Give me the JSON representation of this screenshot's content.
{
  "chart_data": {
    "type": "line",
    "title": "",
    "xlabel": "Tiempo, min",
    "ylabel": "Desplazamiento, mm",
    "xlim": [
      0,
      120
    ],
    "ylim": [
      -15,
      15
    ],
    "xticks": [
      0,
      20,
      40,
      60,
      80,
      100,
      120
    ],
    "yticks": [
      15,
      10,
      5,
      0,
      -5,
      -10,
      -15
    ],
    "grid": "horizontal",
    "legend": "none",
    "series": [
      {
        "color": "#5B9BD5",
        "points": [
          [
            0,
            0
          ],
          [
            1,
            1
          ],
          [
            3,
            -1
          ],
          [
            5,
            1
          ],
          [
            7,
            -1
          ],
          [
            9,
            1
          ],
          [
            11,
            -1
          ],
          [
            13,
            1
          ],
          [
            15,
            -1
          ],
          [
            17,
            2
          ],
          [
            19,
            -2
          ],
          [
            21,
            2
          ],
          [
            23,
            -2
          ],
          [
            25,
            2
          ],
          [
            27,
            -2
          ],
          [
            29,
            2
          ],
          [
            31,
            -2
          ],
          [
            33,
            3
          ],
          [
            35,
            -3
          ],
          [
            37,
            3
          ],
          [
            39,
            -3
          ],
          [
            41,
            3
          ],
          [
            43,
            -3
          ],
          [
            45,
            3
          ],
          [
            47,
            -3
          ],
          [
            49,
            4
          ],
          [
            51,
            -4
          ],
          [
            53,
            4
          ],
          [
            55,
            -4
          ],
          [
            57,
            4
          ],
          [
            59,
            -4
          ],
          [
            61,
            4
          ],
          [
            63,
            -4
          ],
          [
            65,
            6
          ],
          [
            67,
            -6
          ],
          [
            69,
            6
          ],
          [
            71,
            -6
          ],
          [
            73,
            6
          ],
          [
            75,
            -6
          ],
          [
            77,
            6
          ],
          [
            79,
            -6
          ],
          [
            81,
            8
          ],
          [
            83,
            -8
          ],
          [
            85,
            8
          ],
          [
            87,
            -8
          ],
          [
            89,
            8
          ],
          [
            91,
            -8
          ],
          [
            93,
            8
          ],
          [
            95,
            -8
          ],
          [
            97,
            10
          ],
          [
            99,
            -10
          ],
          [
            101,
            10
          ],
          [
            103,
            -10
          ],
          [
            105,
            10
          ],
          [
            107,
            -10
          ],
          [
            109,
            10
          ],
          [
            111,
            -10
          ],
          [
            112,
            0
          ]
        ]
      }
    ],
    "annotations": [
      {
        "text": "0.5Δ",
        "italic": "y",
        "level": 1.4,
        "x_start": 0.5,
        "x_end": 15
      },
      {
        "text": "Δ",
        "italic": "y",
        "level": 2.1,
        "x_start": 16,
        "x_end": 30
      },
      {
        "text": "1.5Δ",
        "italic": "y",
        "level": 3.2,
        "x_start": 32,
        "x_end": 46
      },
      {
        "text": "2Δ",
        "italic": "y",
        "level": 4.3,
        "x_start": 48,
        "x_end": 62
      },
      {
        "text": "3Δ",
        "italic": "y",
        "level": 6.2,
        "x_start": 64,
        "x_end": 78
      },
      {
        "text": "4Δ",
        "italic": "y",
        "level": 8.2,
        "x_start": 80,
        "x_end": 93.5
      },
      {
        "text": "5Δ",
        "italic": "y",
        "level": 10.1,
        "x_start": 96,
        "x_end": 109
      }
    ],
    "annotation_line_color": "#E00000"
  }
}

→ Stated problem
Write out the listing once more, matching it exactly.

→ Solution for this task
Give me the JSON representation of this screenshot's content.
{
  "chart_data": {
    "type": "line",
    "title": "",
    "xlabel": "Tiempo, min",
    "ylabel": "Desplazamiento, mm",
    "xlim": [
      0,
      120
    ],
    "ylim": [
      -15,
      15
    ],
    "xticks": [
      0,
      20,
      40,
      60,
      80,
      100,
      120
    ],
    "yticks": [
      15,
      10,
      5,
      0,
      -5,
      -10,
      -15
    ],
    "grid": "horizontal",
    "legend": "none",
    "series": [
      {
        "color": "#5B9BD5",
        "points": [
          [
            0,
            0
          ],
          [
            1,
            1
          ],
          [
            3,
            -1
          ],
          [
            5,
            1
          ],
          [
            7,
            -1
          ],
          [
            9,
            1
          ],
          [
            11,
            -1
          ],
          [
            13,
            1
          ],
          [
            15,
            -1
          ],
          [
            17,
            2
          ],
          [
            19,
            -2
          ],
          [
            21,
            2
          ],
          [
            23,
            -2
          ],
          [
            25,
            2
          ],
          [
            27,
            -2
          ],
          [
            29,
            2
          ],
          [
            31,
            -2
          ],
          [
            33,
            3
          ],
          [
            35,
            -3
          ],
          [
            37,
            3
          ],
          [
            39,
            -3
          ],
          [
            41,
            3
          ],
          [
            43,
            -3
          ],
          [
            45,
            3
          ],
          [
            47,
            -3
          ],
          [
            49,
            4
          ],
          [
            51,
            -4
          ],
          [
            53,
            4
          ],
          [
            55,
            -4
          ],
          [
            57,
            4
          ],
          [
            59,
            -4
          ],
          [
            61,
            4
          ],
          [
            63,
            -4
          ],
          [
            65,
            6
          ],
          [
            67,
            -6
          ],
          [
            69,
            6
          ],
          [
            71,
            -6
          ],
          [
            73,
            6
          ],
          [
            75,
            -6
          ],
          [
            77,
            6
          ],
          [
            79,
            -6
          ],
          [
            81,
            8
          ],
          [
            83,
            -8
          ],
          [
            85,
            8
          ],
          [
            87,
            -8
          ],
          [
            89,
            8
          ],
          [
            91,
            -8
          ],
          [
            93,
            8
          ],
          [
            95,
            -8
          ],
          [
            97,
            10
          ],
          [
            99,
            -10
          ],
          [
            101,
            10
          ],
          [
            103,
            -10
          ],
          [
            105,
            10
          ],
          [
            107,
            -10
          ],
          [
            109,
            10
          ],
          [
            111,
            -10
          ],
          [
            112,
            0
          ]
        ]
      }
    ],
    "annotations": [
      {
        "text": "0.5Δ",
        "italic": "y",
        "level": 1.4,
        "x_start": 0.5,
        "x_end": 15
      },
      {
        "text": "Δ",
        "italic": "y",
        "level": 2.1,
        "x_start": 16,
        "x_end": 30
      },
      {
        "text": "1.5Δ",
        "italic": "y",
        "level": 3.2,
        "x_start": 32,
        "x_end": 46
      },
      {
        "text": "2Δ",
        "italic": "y",
        "level": 4.3,
        "x_start": 48,
        "x_end": 62
      },
      {
        "text": "3Δ",
        "italic": "y",
        "level": 6.2,
        "x_start": 64,
        "x_end": 78
      },
      {
        "text": "4Δ",
        "italic": "y",
        "level": 8.2,
        "x_start": 80,
        "x_end": 93.5
      },
      {
        "text": "5Δ",
        "italic": "y",
        "level": 10.1,
        "x_start": 96,
        "x_end": 109
      }
    ],
    "annotation_line_color": "#E00000"
  }
}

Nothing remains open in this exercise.